● **EXERCISE DIRECTIONS**:
Could you update the lines below so that every "database-icon" becomes "db-icon", keeping everything else the same and leaving the pictures out?
>> begin MATERIAL SHOWN
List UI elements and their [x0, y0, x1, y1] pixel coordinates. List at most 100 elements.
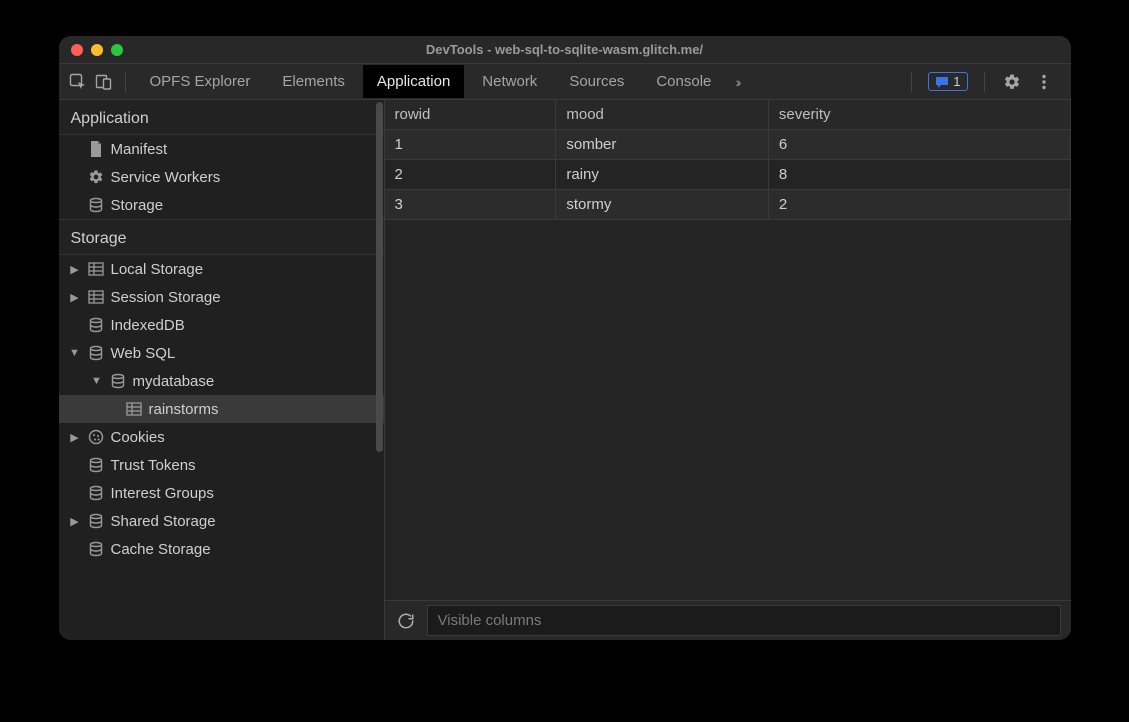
kebab-menu-icon[interactable]: [1033, 71, 1055, 93]
application-sidebar: Application Manifest Service Workers: [59, 100, 385, 640]
more-tabs-chevron-icon[interactable]: ››: [729, 74, 744, 90]
section-header-storage: Storage: [59, 219, 384, 255]
cookie-icon: [87, 428, 105, 446]
sidebar-item-label: Interest Groups: [111, 485, 214, 502]
main-toolbar: OPFS Explorer Elements Application Netwo…: [59, 64, 1071, 100]
window-maximize-button[interactable]: [111, 44, 123, 56]
tab-opfs-explorer[interactable]: OPFS Explorer: [136, 65, 265, 98]
expand-arrow-icon[interactable]: ▶: [69, 515, 81, 528]
column-header-rowid[interactable]: rowid: [385, 100, 556, 130]
toolbar-right: 1: [905, 71, 1062, 93]
issues-count: 1: [953, 74, 960, 89]
sidebar-item-label: Cookies: [111, 429, 165, 446]
sidebar-item-label: Trust Tokens: [111, 457, 196, 474]
sidebar-item-manifest[interactable]: Manifest: [59, 135, 384, 163]
database-icon: [87, 540, 105, 558]
titlebar: DevTools - web-sql-to-sqlite-wasm.glitch…: [59, 36, 1071, 64]
database-icon: [87, 196, 105, 214]
sidebar-item-label: Cache Storage: [111, 541, 211, 558]
cell-mood: somber: [556, 130, 769, 160]
tab-elements[interactable]: Elements: [268, 65, 359, 98]
expand-arrow-icon[interactable]: ▶: [69, 291, 81, 304]
database-icon: [87, 512, 105, 530]
cell-rowid: 1: [385, 130, 556, 160]
table-row[interactable]: 3 stormy 2: [385, 190, 1071, 220]
sidebar-item-indexeddb[interactable]: ▶ IndexedDB: [59, 311, 384, 339]
table-header-row: rowid mood severity: [385, 100, 1071, 130]
sidebar-item-service-workers[interactable]: Service Workers: [59, 163, 384, 191]
column-header-severity[interactable]: severity: [768, 100, 1070, 130]
cell-rowid: 3: [385, 190, 556, 220]
database-icon: [87, 456, 105, 474]
sidebar-item-label: Session Storage: [111, 289, 221, 306]
gear-icon: [87, 168, 105, 186]
table-icon: [87, 288, 105, 306]
tab-console[interactable]: Console: [642, 65, 725, 98]
sidebar-item-trust-tokens[interactable]: ▶ Trust Tokens: [59, 451, 384, 479]
sidebar-item-label: Service Workers: [111, 169, 221, 186]
toolbar-divider: [984, 72, 985, 92]
document-icon: [87, 140, 105, 158]
window-title: DevTools - web-sql-to-sqlite-wasm.glitch…: [59, 42, 1071, 57]
toolbar-divider: [911, 72, 912, 92]
sidebar-item-shared-storage[interactable]: ▶ Shared Storage: [59, 507, 384, 535]
expand-arrow-icon[interactable]: ▼: [91, 375, 103, 387]
toolbar-divider: [125, 72, 126, 92]
cell-rowid: 2: [385, 160, 556, 190]
message-icon: [935, 75, 949, 89]
issues-indicator[interactable]: 1: [928, 72, 967, 91]
table-icon: [125, 400, 143, 418]
cell-severity: 8: [768, 160, 1070, 190]
tab-sources[interactable]: Sources: [555, 65, 638, 98]
table-footer: [385, 600, 1071, 640]
sidebar-item-cookies[interactable]: ▶ Cookies: [59, 423, 384, 451]
column-header-mood[interactable]: mood: [556, 100, 769, 130]
table-viewport[interactable]: rowid mood severity 1 somber 6 2: [385, 100, 1071, 600]
window-close-button[interactable]: [71, 44, 83, 56]
sidebar-item-label: IndexedDB: [111, 317, 185, 334]
sidebar-item-label: mydatabase: [133, 373, 215, 390]
window-minimize-button[interactable]: [91, 44, 103, 56]
sidebar-item-storage[interactable]: Storage: [59, 191, 384, 219]
content-area: rowid mood severity 1 somber 6 2: [385, 100, 1071, 640]
cell-mood: stormy: [556, 190, 769, 220]
database-icon: [109, 372, 127, 390]
sidebar-item-cache-storage[interactable]: ▶ Cache Storage: [59, 535, 384, 563]
sidebar-item-session-storage[interactable]: ▶ Session Storage: [59, 283, 384, 311]
database-icon: [87, 316, 105, 334]
refresh-icon[interactable]: [395, 610, 417, 632]
table-icon: [87, 260, 105, 278]
cell-severity: 2: [768, 190, 1070, 220]
settings-gear-icon[interactable]: [1001, 71, 1023, 93]
devtools-window: DevTools - web-sql-to-sqlite-wasm.glitch…: [59, 36, 1071, 640]
sidebar-item-mydatabase[interactable]: ▼ mydatabase: [59, 367, 384, 395]
sidebar-item-interest-groups[interactable]: ▶ Interest Groups: [59, 479, 384, 507]
section-header-application: Application: [59, 100, 384, 135]
table-row[interactable]: 2 rainy 8: [385, 160, 1071, 190]
sidebar-item-websql[interactable]: ▼ Web SQL: [59, 339, 384, 367]
expand-arrow-icon[interactable]: ▶: [69, 431, 81, 444]
sidebar-item-label: Shared Storage: [111, 513, 216, 530]
sidebar-item-label: Web SQL: [111, 345, 176, 362]
table-row[interactable]: 1 somber 6: [385, 130, 1071, 160]
sidebar-item-label: rainstorms: [149, 401, 219, 418]
database-icon: [87, 344, 105, 362]
sidebar-item-local-storage[interactable]: ▶ Local Storage: [59, 255, 384, 283]
expand-arrow-icon[interactable]: ▶: [69, 263, 81, 276]
sidebar-item-label: Manifest: [111, 141, 168, 158]
database-icon: [87, 484, 105, 502]
expand-arrow-icon[interactable]: ▼: [69, 347, 81, 359]
cell-mood: rainy: [556, 160, 769, 190]
sidebar-item-rainstorms[interactable]: ▶ rainstorms: [59, 395, 384, 423]
inspect-element-icon[interactable]: [67, 71, 89, 93]
results-table: rowid mood severity 1 somber 6 2: [385, 100, 1071, 220]
visible-columns-input[interactable]: [427, 605, 1061, 636]
device-toolbar-icon[interactable]: [93, 71, 115, 93]
tab-network[interactable]: Network: [468, 65, 551, 98]
tab-application[interactable]: Application: [363, 65, 464, 98]
sidebar-item-label: Storage: [111, 197, 164, 214]
sidebar-scrollbar[interactable]: [376, 102, 383, 452]
main-split: Application Manifest Service Workers: [59, 100, 1071, 640]
traffic-lights: [71, 44, 123, 56]
cell-severity: 6: [768, 130, 1070, 160]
>> end MATERIAL SHOWN
● **SOLUTION**:
List UI elements and their [x0, y0, x1, y1] pixel coordinates. List at most 100 elements.
kebab-menu-icon[interactable]: [1033, 71, 1055, 93]
application-sidebar: Application Manifest Service Workers: [59, 100, 385, 640]
more-tabs-chevron-icon[interactable]: ››: [729, 74, 744, 90]
section-header-storage: Storage: [59, 219, 384, 255]
cookie-icon: [87, 428, 105, 446]
sidebar-item-label: Interest Groups: [111, 485, 214, 502]
main-toolbar: OPFS Explorer Elements Application Netwo…: [59, 64, 1071, 100]
window-maximize-button[interactable]: [111, 44, 123, 56]
tab-opfs-explorer[interactable]: OPFS Explorer: [136, 65, 265, 98]
expand-arrow-icon[interactable]: ▶: [69, 515, 81, 528]
column-header-rowid[interactable]: rowid: [385, 100, 556, 130]
toolbar-right: 1: [905, 71, 1062, 93]
issues-count: 1: [953, 74, 960, 89]
sidebar-item-label: Cookies: [111, 429, 165, 446]
sidebar-item-label: Trust Tokens: [111, 457, 196, 474]
sidebar-item-manifest[interactable]: Manifest: [59, 135, 384, 163]
db-icon: [87, 540, 105, 558]
titlebar: DevTools - web-sql-to-sqlite-wasm.glitch…: [59, 36, 1071, 64]
db-icon: [87, 196, 105, 214]
sidebar-item-label: Cache Storage: [111, 541, 211, 558]
cell-mood: somber: [556, 130, 769, 160]
tab-elements[interactable]: Elements: [268, 65, 359, 98]
expand-arrow-icon[interactable]: ▶: [69, 291, 81, 304]
db-icon: [87, 512, 105, 530]
cell-rowid: 1: [385, 130, 556, 160]
table-row[interactable]: 3 stormy 2: [385, 190, 1071, 220]
sidebar-item-indexeddb[interactable]: ▶ IndexedDB: [59, 311, 384, 339]
table-header-row: rowid mood severity: [385, 100, 1071, 130]
sidebar-item-service-workers[interactable]: Service Workers: [59, 163, 384, 191]
column-header-severity[interactable]: severity: [768, 100, 1070, 130]
cell-rowid: 3: [385, 190, 556, 220]
db-icon: [87, 456, 105, 474]
sidebar-item-label: Session Storage: [111, 289, 221, 306]
gear-icon: [87, 168, 105, 186]
table-icon: [87, 288, 105, 306]
tab-console[interactable]: Console: [642, 65, 725, 98]
sidebar-item-trust-tokens[interactable]: ▶ Trust Tokens: [59, 451, 384, 479]
sidebar-item-label: Service Workers: [111, 169, 221, 186]
toolbar-divider: [984, 72, 985, 92]
document-icon: [87, 140, 105, 158]
window-title: DevTools - web-sql-to-sqlite-wasm.glitch…: [59, 42, 1071, 57]
toolbar-divider: [911, 72, 912, 92]
sidebar-item-shared-storage[interactable]: ▶ Shared Storage: [59, 507, 384, 535]
expand-arrow-icon[interactable]: ▼: [91, 375, 103, 387]
toolbar-divider: [125, 72, 126, 92]
cell-rowid: 2: [385, 160, 556, 190]
message-icon: [935, 75, 949, 89]
issues-indicator[interactable]: 1: [928, 72, 967, 91]
table-icon: [125, 400, 143, 418]
cell-severity: 8: [768, 160, 1070, 190]
tab-sources[interactable]: Sources: [555, 65, 638, 98]
table-footer: [385, 600, 1071, 640]
sidebar-item-cookies[interactable]: ▶ Cookies: [59, 423, 384, 451]
column-header-mood[interactable]: mood: [556, 100, 769, 130]
table-viewport[interactable]: rowid mood severity 1 somber 6 2: [385, 100, 1071, 600]
window-close-button[interactable]: [71, 44, 83, 56]
sidebar-item-label: IndexedDB: [111, 317, 185, 334]
sidebar-item-label: mydatabase: [133, 373, 215, 390]
window-minimize-button[interactable]: [91, 44, 103, 56]
sidebar-item-storage[interactable]: Storage: [59, 191, 384, 219]
content-area: rowid mood severity 1 somber 6 2: [385, 100, 1071, 640]
cell-mood: stormy: [556, 190, 769, 220]
db-icon: [109, 372, 127, 390]
sidebar-item-cache-storage[interactable]: ▶ Cache Storage: [59, 535, 384, 563]
sidebar-item-session-storage[interactable]: ▶ Session Storage: [59, 283, 384, 311]
db-icon: [87, 316, 105, 334]
refresh-icon[interactable]: [395, 610, 417, 632]
table-icon: [87, 260, 105, 278]
cell-severity: 2: [768, 190, 1070, 220]
settings-gear-icon[interactable]: [1001, 71, 1023, 93]
devtools-window: DevTools - web-sql-to-sqlite-wasm.glitch…: [59, 36, 1071, 640]
sidebar-item-mydatabase[interactable]: ▼ mydatabase: [59, 367, 384, 395]
sidebar-item-interest-groups[interactable]: ▶ Interest Groups: [59, 479, 384, 507]
section-header-application: Application: [59, 100, 384, 135]
table-row[interactable]: 2 rainy 8: [385, 160, 1071, 190]
sidebar-item-websql[interactable]: ▼ Web SQL: [59, 339, 384, 367]
expand-arrow-icon[interactable]: ▶: [69, 431, 81, 444]
sidebar-item-label: Shared Storage: [111, 513, 216, 530]
sidebar-item-label: Web SQL: [111, 345, 176, 362]
table-row[interactable]: 1 somber 6: [385, 130, 1071, 160]
sidebar-item-label: rainstorms: [149, 401, 219, 418]
db-icon: [87, 344, 105, 362]
sidebar-item-local-storage[interactable]: ▶ Local Storage: [59, 255, 384, 283]
expand-arrow-icon[interactable]: ▶: [69, 263, 81, 276]
sidebar-item-label: Manifest: [111, 141, 168, 158]
db-icon: [87, 484, 105, 502]
expand-arrow-icon[interactable]: ▼: [69, 347, 81, 359]
cell-mood: rainy: [556, 160, 769, 190]
sidebar-item-rainstorms[interactable]: ▶ rainstorms: [59, 395, 384, 423]
inspect-element-icon[interactable]: [67, 71, 89, 93]
results-table: rowid mood severity 1 somber 6 2: [385, 100, 1071, 220]
visible-columns-input[interactable]: [427, 605, 1061, 636]
device-toolbar-icon[interactable]: [93, 71, 115, 93]
tab-network[interactable]: Network: [468, 65, 551, 98]
tab-application[interactable]: Application: [363, 65, 464, 98]
sidebar-item-label: Storage: [111, 197, 164, 214]
sidebar-scrollbar[interactable]: [376, 102, 383, 452]
main-split: Application Manifest Service Workers: [59, 100, 1071, 640]
traffic-lights: [71, 44, 123, 56]
cell-severity: 6: [768, 130, 1070, 160]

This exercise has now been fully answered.